:: EXERCISE MATERIALS

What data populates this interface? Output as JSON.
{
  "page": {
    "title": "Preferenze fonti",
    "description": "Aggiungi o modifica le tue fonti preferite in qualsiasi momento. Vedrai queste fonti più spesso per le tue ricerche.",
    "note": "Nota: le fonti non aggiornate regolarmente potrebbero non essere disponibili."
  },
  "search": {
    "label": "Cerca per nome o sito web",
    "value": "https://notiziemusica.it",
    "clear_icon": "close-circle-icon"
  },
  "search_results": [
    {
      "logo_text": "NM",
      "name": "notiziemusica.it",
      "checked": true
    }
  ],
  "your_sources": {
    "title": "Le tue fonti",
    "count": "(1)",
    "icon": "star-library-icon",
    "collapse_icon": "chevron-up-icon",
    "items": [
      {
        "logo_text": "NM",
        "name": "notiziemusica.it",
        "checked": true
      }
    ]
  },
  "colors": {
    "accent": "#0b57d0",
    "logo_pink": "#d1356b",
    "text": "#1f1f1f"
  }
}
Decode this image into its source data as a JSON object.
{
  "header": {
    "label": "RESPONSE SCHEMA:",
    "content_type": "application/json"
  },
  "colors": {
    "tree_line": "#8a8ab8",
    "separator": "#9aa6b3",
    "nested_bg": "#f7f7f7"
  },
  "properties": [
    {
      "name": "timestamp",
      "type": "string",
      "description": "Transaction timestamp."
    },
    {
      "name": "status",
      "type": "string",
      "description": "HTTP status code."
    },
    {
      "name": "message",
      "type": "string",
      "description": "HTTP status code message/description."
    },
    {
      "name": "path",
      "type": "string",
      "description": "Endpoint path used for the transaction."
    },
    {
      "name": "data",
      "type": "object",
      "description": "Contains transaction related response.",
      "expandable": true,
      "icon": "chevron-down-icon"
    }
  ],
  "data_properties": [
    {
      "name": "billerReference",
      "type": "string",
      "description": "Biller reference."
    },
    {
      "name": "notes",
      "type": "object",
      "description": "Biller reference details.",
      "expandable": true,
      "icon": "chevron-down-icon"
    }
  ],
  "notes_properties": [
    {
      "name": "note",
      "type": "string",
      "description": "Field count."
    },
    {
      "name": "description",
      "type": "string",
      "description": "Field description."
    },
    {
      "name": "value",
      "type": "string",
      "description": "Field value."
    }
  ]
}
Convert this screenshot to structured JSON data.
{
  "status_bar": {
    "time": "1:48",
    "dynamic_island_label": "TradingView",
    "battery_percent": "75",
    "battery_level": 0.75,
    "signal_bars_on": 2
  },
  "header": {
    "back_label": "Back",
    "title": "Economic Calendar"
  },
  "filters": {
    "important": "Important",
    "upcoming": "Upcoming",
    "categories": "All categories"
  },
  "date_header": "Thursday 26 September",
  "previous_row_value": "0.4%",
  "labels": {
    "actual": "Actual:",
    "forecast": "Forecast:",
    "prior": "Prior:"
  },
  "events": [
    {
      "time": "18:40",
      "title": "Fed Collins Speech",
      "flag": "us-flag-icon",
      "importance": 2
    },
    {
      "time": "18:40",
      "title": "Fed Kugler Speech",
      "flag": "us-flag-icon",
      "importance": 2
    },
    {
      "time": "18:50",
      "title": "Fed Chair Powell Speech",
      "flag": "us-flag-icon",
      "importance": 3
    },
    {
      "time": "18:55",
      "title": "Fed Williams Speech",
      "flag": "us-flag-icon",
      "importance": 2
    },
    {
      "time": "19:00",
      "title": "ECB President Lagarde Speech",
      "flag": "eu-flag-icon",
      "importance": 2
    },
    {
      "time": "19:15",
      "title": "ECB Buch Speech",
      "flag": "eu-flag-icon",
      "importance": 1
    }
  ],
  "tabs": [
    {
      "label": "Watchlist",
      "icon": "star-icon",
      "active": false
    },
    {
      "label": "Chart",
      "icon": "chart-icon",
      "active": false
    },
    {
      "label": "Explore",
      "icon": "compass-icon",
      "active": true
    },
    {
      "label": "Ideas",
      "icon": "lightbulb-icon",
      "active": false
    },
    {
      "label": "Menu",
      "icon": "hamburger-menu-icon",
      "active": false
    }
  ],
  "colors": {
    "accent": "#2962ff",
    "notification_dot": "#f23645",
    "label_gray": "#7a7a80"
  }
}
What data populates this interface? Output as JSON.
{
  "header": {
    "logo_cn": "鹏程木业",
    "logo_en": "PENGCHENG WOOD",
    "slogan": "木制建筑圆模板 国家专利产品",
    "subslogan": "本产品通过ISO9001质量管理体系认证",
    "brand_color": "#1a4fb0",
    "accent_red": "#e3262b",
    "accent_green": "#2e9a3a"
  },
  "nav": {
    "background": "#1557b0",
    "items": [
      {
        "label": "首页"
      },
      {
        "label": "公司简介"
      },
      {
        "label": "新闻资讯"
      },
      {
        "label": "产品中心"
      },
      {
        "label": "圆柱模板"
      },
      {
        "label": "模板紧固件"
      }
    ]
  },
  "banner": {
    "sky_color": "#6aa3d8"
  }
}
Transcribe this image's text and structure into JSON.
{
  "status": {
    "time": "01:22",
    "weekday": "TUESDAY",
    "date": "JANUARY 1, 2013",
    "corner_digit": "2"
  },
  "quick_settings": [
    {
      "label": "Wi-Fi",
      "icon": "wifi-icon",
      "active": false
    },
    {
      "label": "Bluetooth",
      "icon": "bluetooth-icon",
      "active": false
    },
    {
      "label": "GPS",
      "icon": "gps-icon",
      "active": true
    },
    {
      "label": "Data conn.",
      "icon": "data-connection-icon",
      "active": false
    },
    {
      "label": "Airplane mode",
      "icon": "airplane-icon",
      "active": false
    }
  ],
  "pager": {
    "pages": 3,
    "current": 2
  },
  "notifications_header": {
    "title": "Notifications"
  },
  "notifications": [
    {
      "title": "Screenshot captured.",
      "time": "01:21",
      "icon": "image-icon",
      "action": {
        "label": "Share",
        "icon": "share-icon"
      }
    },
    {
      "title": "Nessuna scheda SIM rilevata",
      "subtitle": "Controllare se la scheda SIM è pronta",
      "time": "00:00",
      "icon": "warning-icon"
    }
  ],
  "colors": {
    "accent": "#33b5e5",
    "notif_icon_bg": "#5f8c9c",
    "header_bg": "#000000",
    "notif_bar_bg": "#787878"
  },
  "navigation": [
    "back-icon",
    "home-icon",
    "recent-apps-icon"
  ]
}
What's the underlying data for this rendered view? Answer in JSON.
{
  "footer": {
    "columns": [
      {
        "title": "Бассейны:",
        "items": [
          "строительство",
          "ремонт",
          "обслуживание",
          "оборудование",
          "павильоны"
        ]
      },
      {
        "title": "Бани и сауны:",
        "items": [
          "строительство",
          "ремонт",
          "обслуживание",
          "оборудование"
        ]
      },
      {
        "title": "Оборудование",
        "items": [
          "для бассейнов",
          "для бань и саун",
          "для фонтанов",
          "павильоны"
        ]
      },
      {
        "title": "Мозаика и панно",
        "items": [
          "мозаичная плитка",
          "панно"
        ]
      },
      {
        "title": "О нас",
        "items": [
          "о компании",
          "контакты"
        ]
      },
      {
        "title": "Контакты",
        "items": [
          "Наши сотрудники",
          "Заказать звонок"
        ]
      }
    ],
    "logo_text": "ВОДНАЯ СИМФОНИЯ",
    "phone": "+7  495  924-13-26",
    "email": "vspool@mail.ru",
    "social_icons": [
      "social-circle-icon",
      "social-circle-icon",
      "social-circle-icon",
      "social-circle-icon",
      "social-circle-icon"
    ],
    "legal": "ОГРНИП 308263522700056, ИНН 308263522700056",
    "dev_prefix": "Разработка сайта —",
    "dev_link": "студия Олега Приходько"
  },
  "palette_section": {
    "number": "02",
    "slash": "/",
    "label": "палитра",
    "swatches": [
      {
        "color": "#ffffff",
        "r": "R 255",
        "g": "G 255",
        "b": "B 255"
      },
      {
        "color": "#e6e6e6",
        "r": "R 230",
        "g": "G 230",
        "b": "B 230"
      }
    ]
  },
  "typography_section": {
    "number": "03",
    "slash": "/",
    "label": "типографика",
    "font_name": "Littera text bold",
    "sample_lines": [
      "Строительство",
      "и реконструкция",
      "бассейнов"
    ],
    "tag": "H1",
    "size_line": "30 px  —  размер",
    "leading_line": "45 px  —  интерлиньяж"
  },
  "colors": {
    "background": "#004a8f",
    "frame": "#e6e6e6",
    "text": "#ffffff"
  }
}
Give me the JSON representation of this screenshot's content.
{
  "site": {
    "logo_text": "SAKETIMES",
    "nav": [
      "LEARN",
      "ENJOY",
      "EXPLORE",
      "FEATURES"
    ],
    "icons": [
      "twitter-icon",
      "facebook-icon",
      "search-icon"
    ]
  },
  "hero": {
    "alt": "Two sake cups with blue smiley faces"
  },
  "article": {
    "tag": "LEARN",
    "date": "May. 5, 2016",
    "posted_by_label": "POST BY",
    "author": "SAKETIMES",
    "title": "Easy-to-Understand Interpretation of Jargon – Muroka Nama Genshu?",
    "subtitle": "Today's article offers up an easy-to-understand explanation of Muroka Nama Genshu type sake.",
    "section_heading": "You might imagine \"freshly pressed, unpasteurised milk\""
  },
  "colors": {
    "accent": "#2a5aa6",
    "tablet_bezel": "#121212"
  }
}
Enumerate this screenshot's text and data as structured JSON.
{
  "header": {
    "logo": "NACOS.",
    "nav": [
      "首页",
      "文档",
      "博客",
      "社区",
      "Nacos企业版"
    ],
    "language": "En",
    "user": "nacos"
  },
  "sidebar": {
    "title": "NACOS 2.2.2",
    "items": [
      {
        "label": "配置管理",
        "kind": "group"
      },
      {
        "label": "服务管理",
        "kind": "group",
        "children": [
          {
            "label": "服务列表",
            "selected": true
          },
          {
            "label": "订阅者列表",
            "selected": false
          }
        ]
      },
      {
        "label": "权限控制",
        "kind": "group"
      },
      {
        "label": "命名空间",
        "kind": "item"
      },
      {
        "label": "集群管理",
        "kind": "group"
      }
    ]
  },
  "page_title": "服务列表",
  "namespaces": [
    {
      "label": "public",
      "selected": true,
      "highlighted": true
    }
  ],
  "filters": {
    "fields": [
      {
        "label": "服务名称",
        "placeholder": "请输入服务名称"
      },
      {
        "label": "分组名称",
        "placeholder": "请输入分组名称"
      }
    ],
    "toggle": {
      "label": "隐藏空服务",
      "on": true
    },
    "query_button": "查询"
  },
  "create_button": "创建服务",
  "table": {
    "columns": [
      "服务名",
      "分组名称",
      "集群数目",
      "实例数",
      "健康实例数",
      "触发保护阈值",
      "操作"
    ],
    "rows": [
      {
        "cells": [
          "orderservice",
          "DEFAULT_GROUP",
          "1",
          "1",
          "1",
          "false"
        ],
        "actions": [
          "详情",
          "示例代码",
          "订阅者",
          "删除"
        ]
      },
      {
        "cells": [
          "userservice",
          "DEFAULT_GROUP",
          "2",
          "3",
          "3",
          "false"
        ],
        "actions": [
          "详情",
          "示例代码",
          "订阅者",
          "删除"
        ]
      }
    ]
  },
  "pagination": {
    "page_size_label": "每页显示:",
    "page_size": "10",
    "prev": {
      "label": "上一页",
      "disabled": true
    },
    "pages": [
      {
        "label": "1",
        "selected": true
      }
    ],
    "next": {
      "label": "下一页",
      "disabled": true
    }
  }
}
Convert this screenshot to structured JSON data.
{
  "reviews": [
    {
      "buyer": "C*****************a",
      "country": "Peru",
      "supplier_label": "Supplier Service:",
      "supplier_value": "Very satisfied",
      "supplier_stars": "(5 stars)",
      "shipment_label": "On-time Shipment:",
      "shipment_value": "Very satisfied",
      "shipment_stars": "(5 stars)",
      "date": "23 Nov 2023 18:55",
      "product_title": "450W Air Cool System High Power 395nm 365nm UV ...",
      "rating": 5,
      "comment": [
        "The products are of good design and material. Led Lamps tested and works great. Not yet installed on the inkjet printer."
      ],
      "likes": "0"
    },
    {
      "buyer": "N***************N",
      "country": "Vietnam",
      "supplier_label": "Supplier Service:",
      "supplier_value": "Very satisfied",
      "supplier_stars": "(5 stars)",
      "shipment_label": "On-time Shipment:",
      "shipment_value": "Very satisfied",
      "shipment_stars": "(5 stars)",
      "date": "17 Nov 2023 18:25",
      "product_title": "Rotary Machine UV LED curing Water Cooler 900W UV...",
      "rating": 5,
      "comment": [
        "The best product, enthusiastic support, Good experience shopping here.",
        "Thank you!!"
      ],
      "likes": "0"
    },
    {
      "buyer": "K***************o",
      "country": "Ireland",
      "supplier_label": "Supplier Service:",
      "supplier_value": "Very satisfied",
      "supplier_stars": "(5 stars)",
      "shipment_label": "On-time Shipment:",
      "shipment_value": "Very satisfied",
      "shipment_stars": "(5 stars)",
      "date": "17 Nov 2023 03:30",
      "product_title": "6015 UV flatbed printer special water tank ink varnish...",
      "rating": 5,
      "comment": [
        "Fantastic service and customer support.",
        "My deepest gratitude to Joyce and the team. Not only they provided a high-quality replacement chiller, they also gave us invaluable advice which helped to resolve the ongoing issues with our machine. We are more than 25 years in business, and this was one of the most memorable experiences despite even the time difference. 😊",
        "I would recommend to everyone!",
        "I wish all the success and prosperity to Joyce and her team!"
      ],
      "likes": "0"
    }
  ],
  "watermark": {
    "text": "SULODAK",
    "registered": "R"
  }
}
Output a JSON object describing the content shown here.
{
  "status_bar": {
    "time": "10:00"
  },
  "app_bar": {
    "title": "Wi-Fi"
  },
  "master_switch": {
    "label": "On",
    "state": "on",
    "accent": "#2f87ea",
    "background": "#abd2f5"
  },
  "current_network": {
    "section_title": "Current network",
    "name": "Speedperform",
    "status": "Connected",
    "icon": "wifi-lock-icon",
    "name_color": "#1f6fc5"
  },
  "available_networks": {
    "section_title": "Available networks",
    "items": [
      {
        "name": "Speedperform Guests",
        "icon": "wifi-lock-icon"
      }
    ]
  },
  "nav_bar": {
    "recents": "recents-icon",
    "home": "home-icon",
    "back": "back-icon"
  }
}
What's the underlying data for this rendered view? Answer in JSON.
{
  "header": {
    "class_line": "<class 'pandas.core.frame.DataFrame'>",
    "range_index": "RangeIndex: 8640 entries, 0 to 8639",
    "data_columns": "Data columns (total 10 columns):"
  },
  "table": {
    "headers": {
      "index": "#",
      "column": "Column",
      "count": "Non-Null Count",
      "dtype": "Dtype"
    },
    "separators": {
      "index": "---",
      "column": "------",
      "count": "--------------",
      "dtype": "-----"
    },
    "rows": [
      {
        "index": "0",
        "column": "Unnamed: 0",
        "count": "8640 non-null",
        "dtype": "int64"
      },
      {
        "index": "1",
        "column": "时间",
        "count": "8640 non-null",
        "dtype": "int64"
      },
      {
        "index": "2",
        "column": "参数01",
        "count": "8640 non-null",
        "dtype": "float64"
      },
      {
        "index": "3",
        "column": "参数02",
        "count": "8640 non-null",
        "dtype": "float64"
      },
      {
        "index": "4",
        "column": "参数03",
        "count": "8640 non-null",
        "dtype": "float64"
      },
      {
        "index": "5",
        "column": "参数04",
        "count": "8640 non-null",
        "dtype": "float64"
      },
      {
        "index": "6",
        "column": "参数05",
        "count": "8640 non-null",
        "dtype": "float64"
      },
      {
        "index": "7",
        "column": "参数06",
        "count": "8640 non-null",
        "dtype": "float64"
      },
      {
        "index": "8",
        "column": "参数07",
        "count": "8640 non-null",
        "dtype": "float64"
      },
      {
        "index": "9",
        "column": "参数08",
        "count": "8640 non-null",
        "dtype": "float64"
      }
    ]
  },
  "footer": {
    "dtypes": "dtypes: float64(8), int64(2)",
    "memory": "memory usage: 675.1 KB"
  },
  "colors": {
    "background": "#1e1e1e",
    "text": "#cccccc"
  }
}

::::

→ INSTRUCTIONS TO FOLLOW:
Report how many lines in these entries contain "subtitle". Answer with the number only.

→ RESULT FOR THIS TASK:
2